* [SET PROBLEM]
Extract the complete listing and repeat it word for word.

━━ ENTRIES SUPPLIED ━━

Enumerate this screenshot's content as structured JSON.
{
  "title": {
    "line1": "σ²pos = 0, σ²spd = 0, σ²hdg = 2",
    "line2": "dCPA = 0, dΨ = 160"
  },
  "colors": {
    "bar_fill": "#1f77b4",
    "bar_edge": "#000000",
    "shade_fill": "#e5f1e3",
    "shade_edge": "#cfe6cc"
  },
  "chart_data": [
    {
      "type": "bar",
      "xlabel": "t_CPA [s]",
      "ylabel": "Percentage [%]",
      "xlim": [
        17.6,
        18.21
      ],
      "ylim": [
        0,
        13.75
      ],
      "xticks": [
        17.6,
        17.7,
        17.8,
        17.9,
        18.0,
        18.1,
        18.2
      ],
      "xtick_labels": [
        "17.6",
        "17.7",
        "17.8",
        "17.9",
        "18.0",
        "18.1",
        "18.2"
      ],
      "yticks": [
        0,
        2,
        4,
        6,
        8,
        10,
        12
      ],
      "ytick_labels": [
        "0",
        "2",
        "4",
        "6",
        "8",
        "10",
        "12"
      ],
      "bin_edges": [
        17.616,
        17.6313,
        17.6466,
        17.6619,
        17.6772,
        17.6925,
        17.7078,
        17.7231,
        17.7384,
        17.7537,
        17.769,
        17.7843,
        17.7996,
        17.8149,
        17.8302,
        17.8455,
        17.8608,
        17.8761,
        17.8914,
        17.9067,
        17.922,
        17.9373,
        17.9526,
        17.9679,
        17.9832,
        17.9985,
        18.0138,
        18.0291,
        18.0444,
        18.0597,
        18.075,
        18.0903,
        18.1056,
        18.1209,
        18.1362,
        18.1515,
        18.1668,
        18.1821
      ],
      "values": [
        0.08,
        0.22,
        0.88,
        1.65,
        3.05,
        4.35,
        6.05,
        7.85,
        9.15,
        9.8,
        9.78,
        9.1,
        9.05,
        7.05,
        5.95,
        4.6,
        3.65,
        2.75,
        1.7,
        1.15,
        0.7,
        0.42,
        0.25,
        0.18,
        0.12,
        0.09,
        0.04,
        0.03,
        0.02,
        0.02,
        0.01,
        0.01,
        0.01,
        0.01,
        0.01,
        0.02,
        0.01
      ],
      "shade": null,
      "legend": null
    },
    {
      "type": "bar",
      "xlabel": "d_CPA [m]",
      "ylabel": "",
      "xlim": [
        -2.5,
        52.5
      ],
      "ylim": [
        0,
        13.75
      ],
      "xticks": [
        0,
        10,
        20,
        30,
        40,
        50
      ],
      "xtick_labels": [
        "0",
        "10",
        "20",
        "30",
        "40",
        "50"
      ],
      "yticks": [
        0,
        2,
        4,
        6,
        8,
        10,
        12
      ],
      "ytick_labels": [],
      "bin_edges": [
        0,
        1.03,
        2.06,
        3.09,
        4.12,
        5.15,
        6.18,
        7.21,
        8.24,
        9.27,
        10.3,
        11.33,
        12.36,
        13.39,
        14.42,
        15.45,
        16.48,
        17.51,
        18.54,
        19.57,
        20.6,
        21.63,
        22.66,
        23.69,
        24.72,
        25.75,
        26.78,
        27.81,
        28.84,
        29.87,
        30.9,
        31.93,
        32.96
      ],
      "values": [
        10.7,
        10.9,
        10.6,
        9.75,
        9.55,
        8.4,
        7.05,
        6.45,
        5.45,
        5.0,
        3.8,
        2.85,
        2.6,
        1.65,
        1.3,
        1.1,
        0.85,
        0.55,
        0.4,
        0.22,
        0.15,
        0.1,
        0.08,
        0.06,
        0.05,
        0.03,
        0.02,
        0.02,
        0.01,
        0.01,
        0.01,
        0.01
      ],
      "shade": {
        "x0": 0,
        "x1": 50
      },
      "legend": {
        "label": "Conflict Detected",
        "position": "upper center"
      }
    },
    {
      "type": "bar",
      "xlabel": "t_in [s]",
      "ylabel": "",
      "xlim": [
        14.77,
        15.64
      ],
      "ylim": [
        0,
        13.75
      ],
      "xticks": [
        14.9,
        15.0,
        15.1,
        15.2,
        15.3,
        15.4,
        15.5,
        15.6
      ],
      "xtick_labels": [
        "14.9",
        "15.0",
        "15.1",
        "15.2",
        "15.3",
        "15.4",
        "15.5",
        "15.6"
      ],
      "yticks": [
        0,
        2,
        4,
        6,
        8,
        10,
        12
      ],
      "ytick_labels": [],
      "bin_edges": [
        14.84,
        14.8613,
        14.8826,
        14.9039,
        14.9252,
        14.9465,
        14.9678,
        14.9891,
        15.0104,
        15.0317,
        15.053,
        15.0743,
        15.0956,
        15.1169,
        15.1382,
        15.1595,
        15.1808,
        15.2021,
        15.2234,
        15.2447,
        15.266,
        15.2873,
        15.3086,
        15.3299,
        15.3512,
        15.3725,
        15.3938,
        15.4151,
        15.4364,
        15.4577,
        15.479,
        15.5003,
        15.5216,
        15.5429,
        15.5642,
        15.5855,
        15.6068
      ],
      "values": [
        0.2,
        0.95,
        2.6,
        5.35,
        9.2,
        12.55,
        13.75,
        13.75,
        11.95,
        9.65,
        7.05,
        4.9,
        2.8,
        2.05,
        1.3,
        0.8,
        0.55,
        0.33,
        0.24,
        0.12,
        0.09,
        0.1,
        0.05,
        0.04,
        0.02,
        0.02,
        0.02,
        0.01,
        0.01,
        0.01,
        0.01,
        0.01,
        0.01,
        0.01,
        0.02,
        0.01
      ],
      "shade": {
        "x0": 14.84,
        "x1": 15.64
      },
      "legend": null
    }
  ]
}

━━━

* [WRITTEN SOLUTION]
Enumerate this screenshot's content as structured JSON.
{
  "title": {
    "line1": "σ²pos = 0, σ²spd = 0, σ²hdg = 2",
    "line2": "dCPA = 0, dΨ = 160"
  },
  "colors": {
    "bar_fill": "#1f77b4",
    "bar_edge": "#000000",
    "shade_fill": "#e5f1e3",
    "shade_edge": "#cfe6cc"
  },
  "chart_data": [
    {
      "type": "bar",
      "xlabel": "t_CPA [s]",
      "ylabel": "Percentage [%]",
      "xlim": [
        17.6,
        18.21
      ],
      "ylim": [
        0,
        13.75
      ],
      "xticks": [
        17.6,
        17.7,
        17.8,
        17.9,
        18.0,
        18.1,
        18.2
      ],
      "xtick_labels": [
        "17.6",
        "17.7",
        "17.8",
        "17.9",
        "18.0",
        "18.1",
        "18.2"
      ],
      "yticks": [
        0,
        2,
        4,
        6,
        8,
        10,
        12
      ],
      "ytick_labels": [
        "0",
        "2",
        "4",
        "6",
        "8",
        "10",
        "12"
      ],
      "bin_edges": [
        17.616,
        17.6313,
        17.6466,
        17.6619,
        17.6772,
        17.6925,
        17.7078,
        17.7231,
        17.7384,
        17.7537,
        17.769,
        17.7843,
        17.7996,
        17.8149,
        17.8302,
        17.8455,
        17.8608,
        17.8761,
        17.8914,
        17.9067,
        17.922,
        17.9373,
        17.9526,
        17.9679,
        17.9832,
        17.9985,
        18.0138,
        18.0291,
        18.0444,
        18.0597,
        18.075,
        18.0903,
        18.1056,
        18.1209,
        18.1362,
        18.1515,
        18.1668,
        18.1821
      ],
      "values": [
        0.08,
        0.22,
        0.88,
        1.65,
        3.05,
        4.35,
        6.05,
        7.85,
        9.15,
        9.8,
        9.78,
        9.1,
        9.05,
        7.05,
        5.95,
        4.6,
        3.65,
        2.75,
        1.7,
        1.15,
        0.7,
        0.42,
        0.25,
        0.18,
        0.12,
        0.09,
        0.04,
        0.03,
        0.02,
        0.02,
        0.01,
        0.01,
        0.01,
        0.01,
        0.01,
        0.02,
        0.01
      ],
      "shade": null,
      "legend": null
    },
    {
      "type": "bar",
      "xlabel": "d_CPA [m]",
      "ylabel": "",
      "xlim": [
        -2.5,
        52.5
      ],
      "ylim": [
        0,
        13.75
      ],
      "xticks": [
        0,
        10,
        20,
        30,
        40,
        50
      ],
      "xtick_labels": [
        "0",
        "10",
        "20",
        "30",
        "40",
        "50"
      ],
      "yticks": [
        0,
        2,
        4,
        6,
        8,
        10,
        12
      ],
      "ytick_labels": [],
      "bin_edges": [
        0,
        1.03,
        2.06,
        3.09,
        4.12,
        5.15,
        6.18,
        7.21,
        8.24,
        9.27,
        10.3,
        11.33,
        12.36,
        13.39,
        14.42,
        15.45,
        16.48,
        17.51,
        18.54,
        19.57,
        20.6,
        21.63,
        22.66,
        23.69,
        24.72,
        25.75,
        26.78,
        27.81,
        28.84,
        29.87,
        30.9,
        31.93,
        32.96
      ],
      "values": [
        10.7,
        10.9,
        10.6,
        9.75,
        9.55,
        8.4,
        7.05,
        6.45,
        5.45,
        5.0,
        3.8,
        2.85,
        2.6,
        1.65,
        1.3,
        1.1,
        0.85,
        0.55,
        0.4,
        0.22,
        0.15,
        0.1,
        0.08,
        0.06,
        0.05,
        0.03,
        0.02,
        0.02,
        0.01,
        0.01,
        0.01,
        0.01
      ],
      "shade": {
        "x0": 0,
        "x1": 50
      },
      "legend": {
        "label": "Conflict Detected",
        "position": "upper center"
      }
    },
    {
      "type": "bar",
      "xlabel": "t_in [s]",
      "ylabel": "",
      "xlim": [
        14.77,
        15.64
      ],
      "ylim": [
        0,
        13.75
      ],
      "xticks": [
        14.9,
        15.0,
        15.1,
        15.2,
        15.3,
        15.4,
        15.5,
        15.6
      ],
      "xtick_labels": [
        "14.9",
        "15.0",
        "15.1",
        "15.2",
        "15.3",
        "15.4",
        "15.5",
        "15.6"
      ],
      "yticks": [
        0,
        2,
        4,
        6,
        8,
        10,
        12
      ],
      "ytick_labels": [],
      "bin_edges": [
        14.84,
        14.8613,
        14.8826,
        14.9039,
        14.9252,
        14.9465,
        14.9678,
        14.9891,
        15.0104,
        15.0317,
        15.053,
        15.0743,
        15.0956,
        15.1169,
        15.1382,
        15.1595,
        15.1808,
        15.2021,
        15.2234,
        15.2447,
        15.266,
        15.2873,
        15.3086,
        15.3299,
        15.3512,
        15.3725,
        15.3938,
        15.4151,
        15.4364,
        15.4577,
        15.479,
        15.5003,
        15.5216,
        15.5429,
        15.5642,
        15.5855,
        15.6068
      ],
      "values": [
        0.2,
        0.95,
        2.6,
        5.35,
        9.2,
        12.55,
        13.75,
        13.75,
        11.95,
        9.65,
        7.05,
        4.9,
        2.8,
        2.05,
        1.3,
        0.8,
        0.55,
        0.33,
        0.24,
        0.12,
        0.09,
        0.1,
        0.05,
        0.04,
        0.02,
        0.02,
        0.02,
        0.01,
        0.01,
        0.01,
        0.01,
        0.01,
        0.01,
        0.01,
        0.02,
        0.01
      ],
      "shade": {
        "x0": 14.84,
        "x1": 15.64
      },
      "legend": null
    }
  ]
}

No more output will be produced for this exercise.